# [THE TASK]
Below are records to be output exactly, every one of them.

# [SOURCE RECORDS]

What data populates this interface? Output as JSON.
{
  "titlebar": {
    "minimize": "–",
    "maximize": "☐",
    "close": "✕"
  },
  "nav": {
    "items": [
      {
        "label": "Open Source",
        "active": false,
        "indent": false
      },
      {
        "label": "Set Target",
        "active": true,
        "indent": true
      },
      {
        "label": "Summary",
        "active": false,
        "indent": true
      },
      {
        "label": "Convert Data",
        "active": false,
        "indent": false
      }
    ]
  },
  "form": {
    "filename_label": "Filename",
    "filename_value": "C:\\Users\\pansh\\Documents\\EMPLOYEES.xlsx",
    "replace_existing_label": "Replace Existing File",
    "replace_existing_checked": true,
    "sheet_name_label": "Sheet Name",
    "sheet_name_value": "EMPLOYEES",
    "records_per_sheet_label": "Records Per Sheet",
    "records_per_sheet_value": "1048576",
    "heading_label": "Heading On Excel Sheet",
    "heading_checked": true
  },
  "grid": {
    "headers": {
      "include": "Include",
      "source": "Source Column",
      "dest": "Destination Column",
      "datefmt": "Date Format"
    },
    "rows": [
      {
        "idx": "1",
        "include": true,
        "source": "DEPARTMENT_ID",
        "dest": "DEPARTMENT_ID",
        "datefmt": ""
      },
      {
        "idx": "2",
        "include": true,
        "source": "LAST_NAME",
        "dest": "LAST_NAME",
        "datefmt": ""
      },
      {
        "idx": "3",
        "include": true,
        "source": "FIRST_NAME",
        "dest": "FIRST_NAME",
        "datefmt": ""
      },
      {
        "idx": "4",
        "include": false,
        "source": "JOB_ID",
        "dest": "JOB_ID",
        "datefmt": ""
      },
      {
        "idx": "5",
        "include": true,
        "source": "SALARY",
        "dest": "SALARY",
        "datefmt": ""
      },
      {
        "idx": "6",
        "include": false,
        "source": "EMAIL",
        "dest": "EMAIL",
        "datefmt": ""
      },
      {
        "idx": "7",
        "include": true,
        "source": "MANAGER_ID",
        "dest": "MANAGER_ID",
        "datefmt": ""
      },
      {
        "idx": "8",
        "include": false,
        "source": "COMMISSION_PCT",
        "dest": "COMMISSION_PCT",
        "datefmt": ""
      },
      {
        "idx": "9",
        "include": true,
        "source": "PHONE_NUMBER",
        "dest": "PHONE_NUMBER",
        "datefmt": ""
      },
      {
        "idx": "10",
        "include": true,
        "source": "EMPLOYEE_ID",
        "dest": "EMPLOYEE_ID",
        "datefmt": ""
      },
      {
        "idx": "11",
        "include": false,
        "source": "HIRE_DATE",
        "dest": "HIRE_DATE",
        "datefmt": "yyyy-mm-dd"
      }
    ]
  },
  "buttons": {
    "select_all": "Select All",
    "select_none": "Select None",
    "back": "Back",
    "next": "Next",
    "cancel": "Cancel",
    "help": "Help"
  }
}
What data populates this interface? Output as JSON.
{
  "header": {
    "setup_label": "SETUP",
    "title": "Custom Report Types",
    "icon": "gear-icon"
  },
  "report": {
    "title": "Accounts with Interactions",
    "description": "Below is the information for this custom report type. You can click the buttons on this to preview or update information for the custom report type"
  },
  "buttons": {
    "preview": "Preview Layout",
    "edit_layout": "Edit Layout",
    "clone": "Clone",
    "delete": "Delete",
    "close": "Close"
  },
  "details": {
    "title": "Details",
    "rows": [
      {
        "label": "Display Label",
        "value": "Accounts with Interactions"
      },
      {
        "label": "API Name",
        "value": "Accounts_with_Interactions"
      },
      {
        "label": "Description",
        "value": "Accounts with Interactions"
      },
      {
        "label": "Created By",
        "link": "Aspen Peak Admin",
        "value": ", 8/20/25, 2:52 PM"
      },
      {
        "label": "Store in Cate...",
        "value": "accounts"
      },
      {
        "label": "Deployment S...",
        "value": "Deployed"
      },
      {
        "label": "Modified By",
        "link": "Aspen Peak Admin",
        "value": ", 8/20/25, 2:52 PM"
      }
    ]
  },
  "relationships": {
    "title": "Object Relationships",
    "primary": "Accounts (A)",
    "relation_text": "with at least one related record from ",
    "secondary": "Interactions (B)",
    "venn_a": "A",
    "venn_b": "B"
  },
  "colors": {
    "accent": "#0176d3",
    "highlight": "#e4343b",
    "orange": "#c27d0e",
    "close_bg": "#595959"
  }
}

# [THE SOLUTION]
What data populates this interface? Output as JSON.
{
  "titlebar": {
    "minimize": "–",
    "maximize": "☐",
    "close": "✕"
  },
  "nav": {
    "items": [
      {
        "label": "Open Source",
        "active": false,
        "indent": false
      },
      {
        "label": "Set Target",
        "active": true,
        "indent": true
      },
      {
        "label": "Summary",
        "active": false,
        "indent": true
      },
      {
        "label": "Convert Data",
        "active": false,
        "indent": false
      }
    ]
  },
  "form": {
    "filename_label": "Filename",
    "filename_value": "C:\\Users\\pansh\\Documents\\EMPLOYEES.xlsx",
    "replace_existing_label": "Replace Existing File",
    "replace_existing_checked": true,
    "sheet_name_label": "Sheet Name",
    "sheet_name_value": "EMPLOYEES",
    "records_per_sheet_label": "Records Per Sheet",
    "records_per_sheet_value": "1048576",
    "heading_label": "Heading On Excel Sheet",
    "heading_checked": true
  },
  "grid": {
    "headers": {
      "include": "Include",
      "source": "Source Column",
      "dest": "Destination Column",
      "datefmt": "Date Format"
    },
    "rows": [
      {
        "idx": "1",
        "include": true,
        "source": "DEPARTMENT_ID",
        "dest": "DEPARTMENT_ID",
        "datefmt": ""
      },
      {
        "idx": "2",
        "include": true,
        "source": "LAST_NAME",
        "dest": "LAST_NAME",
        "datefmt": ""
      },
      {
        "idx": "3",
        "include": true,
        "source": "FIRST_NAME",
        "dest": "FIRST_NAME",
        "datefmt": ""
      },
      {
        "idx": "4",
        "include": false,
        "source": "JOB_ID",
        "dest": "JOB_ID",
        "datefmt": ""
      },
      {
        "idx": "5",
        "include": true,
        "source": "SALARY",
        "dest": "SALARY",
        "datefmt": ""
      },
      {
        "idx": "6",
        "include": false,
        "source": "EMAIL",
        "dest": "EMAIL",
        "datefmt": ""
      },
      {
        "idx": "7",
        "include": true,
        "source": "MANAGER_ID",
        "dest": "MANAGER_ID",
        "datefmt": ""
      },
      {
        "idx": "8",
        "include": false,
        "source": "COMMISSION_PCT",
        "dest": "COMMISSION_PCT",
        "datefmt": ""
      },
      {
        "idx": "9",
        "include": true,
        "source": "PHONE_NUMBER",
        "dest": "PHONE_NUMBER",
        "datefmt": ""
      },
      {
        "idx": "10",
        "include": true,
        "source": "EMPLOYEE_ID",
        "dest": "EMPLOYEE_ID",
        "datefmt": ""
      },
      {
        "idx": "11",
        "include": false,
        "source": "HIRE_DATE",
        "dest": "HIRE_DATE",
        "datefmt": "yyyy-mm-dd"
      }
    ]
  },
  "buttons": {
    "select_all": "Select All",
    "select_none": "Select None",
    "back": "Back",
    "next": "Next",
    "cancel": "Cancel",
    "help": "Help"
  }
}
What data populates this interface? Output as JSON.
{
  "header": {
    "setup_label": "SETUP",
    "title": "Custom Report Types",
    "icon": "gear-icon"
  },
  "report": {
    "title": "Accounts with Interactions",
    "description": "Below is the information for this custom report type. You can click the buttons on this to preview or update information for the custom report type"
  },
  "buttons": {
    "preview": "Preview Layout",
    "edit_layout": "Edit Layout",
    "clone": "Clone",
    "delete": "Delete",
    "close": "Close"
  },
  "details": {
    "title": "Details",
    "rows": [
      {
        "label": "Display Label",
        "value": "Accounts with Interactions"
      },
      {
        "label": "API Name",
        "value": "Accounts_with_Interactions"
      },
      {
        "label": "Description",
        "value": "Accounts with Interactions"
      },
      {
        "label": "Created By",
        "link": "Aspen Peak Admin",
        "value": ", 8/20/25, 2:52 PM"
      },
      {
        "label": "Store in Cate...",
        "value": "accounts"
      },
      {
        "label": "Deployment S...",
        "value": "Deployed"
      },
      {
        "label": "Modified By",
        "link": "Aspen Peak Admin",
        "value": ", 8/20/25, 2:52 PM"
      }
    ]
  },
  "relationships": {
    "title": "Object Relationships",
    "primary": "Accounts (A)",
    "relation_text": "with at least one related record from ",
    "secondary": "Interactions (B)",
    "venn_a": "A",
    "venn_b": "B"
  },
  "colors": {
    "accent": "#0176d3",
    "highlight": "#e4343b",
    "orange": "#c27d0e",
    "close_bg": "#595959"
  }
}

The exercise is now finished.